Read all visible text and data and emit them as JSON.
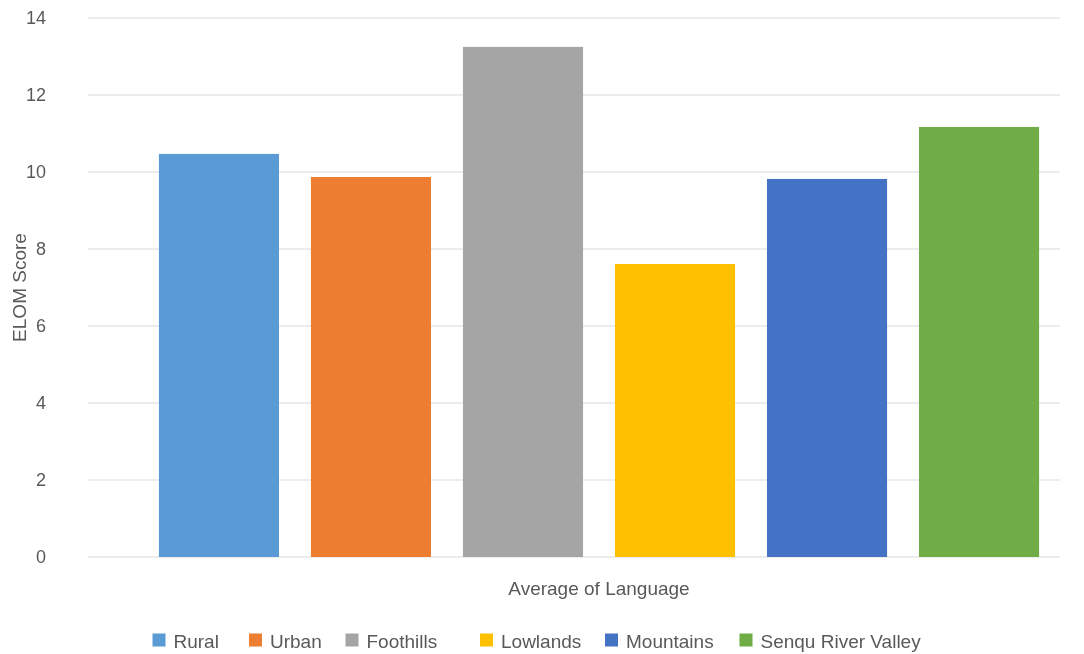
{
  "chart_data": {
    "type": "bar",
    "ylabel": "ELOM Score",
    "categories": [
      "Average of Language"
    ],
    "series": [
      {
        "name": "Rural",
        "color": "#5b9bd5",
        "values": [
          10.47
        ]
      },
      {
        "name": "Urban",
        "color": "#ed7d31",
        "values": [
          9.87
        ]
      },
      {
        "name": "Foothills",
        "color": "#a5a5a5",
        "values": [
          13.25
        ]
      },
      {
        "name": "Lowlands",
        "color": "#ffc000",
        "values": [
          7.61
        ]
      },
      {
        "name": "Mountains",
        "color": "#4472c4",
        "values": [
          9.82
        ]
      },
      {
        "name": "Senqu River Valley",
        "color": "#70ad47",
        "values": [
          11.17
        ]
      }
    ],
    "ylim": [
      0,
      14
    ],
    "yticks": [
      0,
      2,
      4,
      6,
      8,
      10,
      12,
      14
    ],
    "grid": "y",
    "legend": "bottom"
  }
}
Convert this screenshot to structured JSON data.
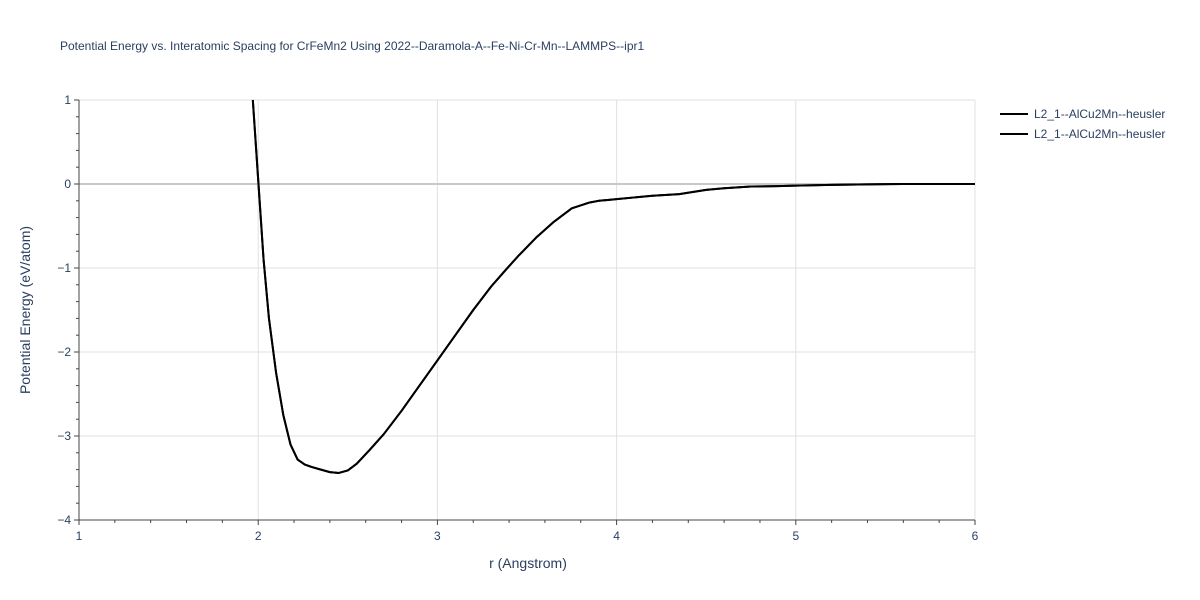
{
  "chart_data": {
    "type": "line",
    "title": "Potential Energy vs. Interatomic Spacing for CrFeMn2 Using 2022--Daramola-A--Fe-Ni-Cr-Mn--LAMMPS--ipr1",
    "xlabel": "r (Angstrom)",
    "ylabel": "Potential Energy (eV/atom)",
    "xlim": [
      1,
      6
    ],
    "ylim": [
      -4,
      1
    ],
    "x_ticks": [
      "1",
      "2",
      "3",
      "4",
      "5",
      "6"
    ],
    "y_ticks": [
      "1",
      "0",
      "−1",
      "−2",
      "−3",
      "−4"
    ],
    "grid": true,
    "legend_position": "top-right",
    "line_color": "#000000",
    "series": [
      {
        "name": "L2_1--AlCu2Mn--heusler",
        "x": [
          1.97,
          2.0,
          2.03,
          2.06,
          2.1,
          2.14,
          2.18,
          2.22,
          2.26,
          2.3,
          2.35,
          2.4,
          2.45,
          2.5,
          2.55,
          2.62,
          2.7,
          2.8,
          2.9,
          3.0,
          3.1,
          3.2,
          3.3,
          3.37,
          3.45,
          3.55,
          3.65,
          3.75,
          3.85,
          3.9,
          3.95,
          4.0,
          4.1,
          4.2,
          4.35,
          4.5,
          4.6,
          4.75,
          4.9,
          5.0,
          5.2,
          5.4,
          5.6,
          5.8,
          6.0
        ],
        "y": [
          1.0,
          0.05,
          -0.9,
          -1.6,
          -2.25,
          -2.75,
          -3.1,
          -3.28,
          -3.34,
          -3.37,
          -3.4,
          -3.43,
          -3.44,
          -3.41,
          -3.33,
          -3.17,
          -2.98,
          -2.7,
          -2.4,
          -2.1,
          -1.8,
          -1.5,
          -1.22,
          -1.05,
          -0.86,
          -0.64,
          -0.45,
          -0.29,
          -0.22,
          -0.2,
          -0.19,
          -0.18,
          -0.16,
          -0.14,
          -0.12,
          -0.07,
          -0.05,
          -0.03,
          -0.025,
          -0.02,
          -0.01,
          -0.005,
          0.0,
          0.0,
          0.0
        ]
      },
      {
        "name": "L2_1--AlCu2Mn--heusler",
        "x": [
          1.97,
          2.0,
          2.03,
          2.06,
          2.1,
          2.14,
          2.18,
          2.22,
          2.26,
          2.3,
          2.35,
          2.4,
          2.45,
          2.5,
          2.55,
          2.62,
          2.7,
          2.8,
          2.9,
          3.0,
          3.1,
          3.2,
          3.3,
          3.37,
          3.45,
          3.55,
          3.65,
          3.75,
          3.85,
          3.9,
          3.95,
          4.0,
          4.1,
          4.2,
          4.35,
          4.5,
          4.6,
          4.75,
          4.9,
          5.0,
          5.2,
          5.4,
          5.6,
          5.8,
          6.0
        ],
        "y": [
          1.0,
          0.05,
          -0.9,
          -1.6,
          -2.25,
          -2.75,
          -3.1,
          -3.28,
          -3.34,
          -3.37,
          -3.4,
          -3.43,
          -3.44,
          -3.41,
          -3.33,
          -3.17,
          -2.98,
          -2.7,
          -2.4,
          -2.1,
          -1.8,
          -1.5,
          -1.22,
          -1.05,
          -0.86,
          -0.64,
          -0.45,
          -0.29,
          -0.22,
          -0.2,
          -0.19,
          -0.18,
          -0.16,
          -0.14,
          -0.12,
          -0.07,
          -0.05,
          -0.03,
          -0.025,
          -0.02,
          -0.01,
          -0.005,
          0.0,
          0.0,
          0.0
        ]
      }
    ]
  }
}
• • •
GOAL: Without the pictures, retype the whole of the material above exactly.

REPLY TO THE TASK:
Read all visible text and data and emit them as JSON.
{
  "chart_data": {
    "type": "bar",
    "ylabel": "ELOM Score",
    "categories": [
      "Average of Language"
    ],
    "series": [
      {
        "name": "Rural",
        "color": "#5b9bd5",
        "values": [
          10.47
        ]
      },
      {
        "name": "Urban",
        "color": "#ed7d31",
        "values": [
          9.87
        ]
      },
      {
        "name": "Foothills",
        "color": "#a5a5a5",
        "values": [
          13.25
        ]
      },
      {
        "name": "Lowlands",
        "color": "#ffc000",
        "values": [
          7.61
        ]
      },
      {
        "name": "Mountains",
        "color": "#4472c4",
        "values": [
          9.82
        ]
      },
      {
        "name": "Senqu River Valley",
        "color": "#70ad47",
        "values": [
          11.17
        ]
      }
    ],
    "ylim": [
      0,
      14
    ],
    "yticks": [
      0,
      2,
      4,
      6,
      8,
      10,
      12,
      14
    ],
    "grid": "y",
    "legend": "bottom"
  }
}
Convert this screenshot to structured JSON data.
{
  "chart_data": {
    "type": "line",
    "title": "Potential Energy vs. Interatomic Spacing for CrFeMn2 Using 2022--Daramola-A--Fe-Ni-Cr-Mn--LAMMPS--ipr1",
    "xlabel": "r (Angstrom)",
    "ylabel": "Potential Energy (eV/atom)",
    "xlim": [
      1,
      6
    ],
    "ylim": [
      -4,
      1
    ],
    "x_ticks": [
      "1",
      "2",
      "3",
      "4",
      "5",
      "6"
    ],
    "y_ticks": [
      "1",
      "0",
      "−1",
      "−2",
      "−3",
      "−4"
    ],
    "grid": true,
    "legend_position": "top-right",
    "line_color": "#000000",
    "series": [
      {
        "name": "L2_1--AlCu2Mn--heusler",
        "x": [
          1.97,
          2.0,
          2.03,
          2.06,
          2.1,
          2.14,
          2.18,
          2.22,
          2.26,
          2.3,
          2.35,
          2.4,
          2.45,
          2.5,
          2.55,
          2.62,
          2.7,
          2.8,
          2.9,
          3.0,
          3.1,
          3.2,
          3.3,
          3.37,
          3.45,
          3.55,
          3.65,
          3.75,
          3.85,
          3.9,
          3.95,
          4.0,
          4.1,
          4.2,
          4.35,
          4.5,
          4.6,
          4.75,
          4.9,
          5.0,
          5.2,
          5.4,
          5.6,
          5.8,
          6.0
        ],
        "y": [
          1.0,
          0.05,
          -0.9,
          -1.6,
          -2.25,
          -2.75,
          -3.1,
          -3.28,
          -3.34,
          -3.37,
          -3.4,
          -3.43,
          -3.44,
          -3.41,
          -3.33,
          -3.17,
          -2.98,
          -2.7,
          -2.4,
          -2.1,
          -1.8,
          -1.5,
          -1.22,
          -1.05,
          -0.86,
          -0.64,
          -0.45,
          -0.29,
          -0.22,
          -0.2,
          -0.19,
          -0.18,
          -0.16,
          -0.14,
          -0.12,
          -0.07,
          -0.05,
          -0.03,
          -0.025,
          -0.02,
          -0.01,
          -0.005,
          0.0,
          0.0,
          0.0
        ]
      },
      {
        "name": "L2_1--AlCu2Mn--heusler",
        "x": [
          1.97,
          2.0,
          2.03,
          2.06,
          2.1,
          2.14,
          2.18,
          2.22,
          2.26,
          2.3,
          2.35,
          2.4,
          2.45,
          2.5,
          2.55,
          2.62,
          2.7,
          2.8,
          2.9,
          3.0,
          3.1,
          3.2,
          3.3,
          3.37,
          3.45,
          3.55,
          3.65,
          3.75,
          3.85,
          3.9,
          3.95,
          4.0,
          4.1,
          4.2,
          4.35,
          4.5,
          4.6,
          4.75,
          4.9,
          5.0,
          5.2,
          5.4,
          5.6,
          5.8,
          6.0
        ],
        "y": [
          1.0,
          0.05,
          -0.9,
          -1.6,
          -2.25,
          -2.75,
          -3.1,
          -3.28,
          -3.34,
          -3.37,
          -3.4,
          -3.43,
          -3.44,
          -3.41,
          -3.33,
          -3.17,
          -2.98,
          -2.7,
          -2.4,
          -2.1,
          -1.8,
          -1.5,
          -1.22,
          -1.05,
          -0.86,
          -0.64,
          -0.45,
          -0.29,
          -0.22,
          -0.2,
          -0.19,
          -0.18,
          -0.16,
          -0.14,
          -0.12,
          -0.07,
          -0.05,
          -0.03,
          -0.025,
          -0.02,
          -0.01,
          -0.005,
          0.0,
          0.0,
          0.0
        ]
      }
    ]
  }
}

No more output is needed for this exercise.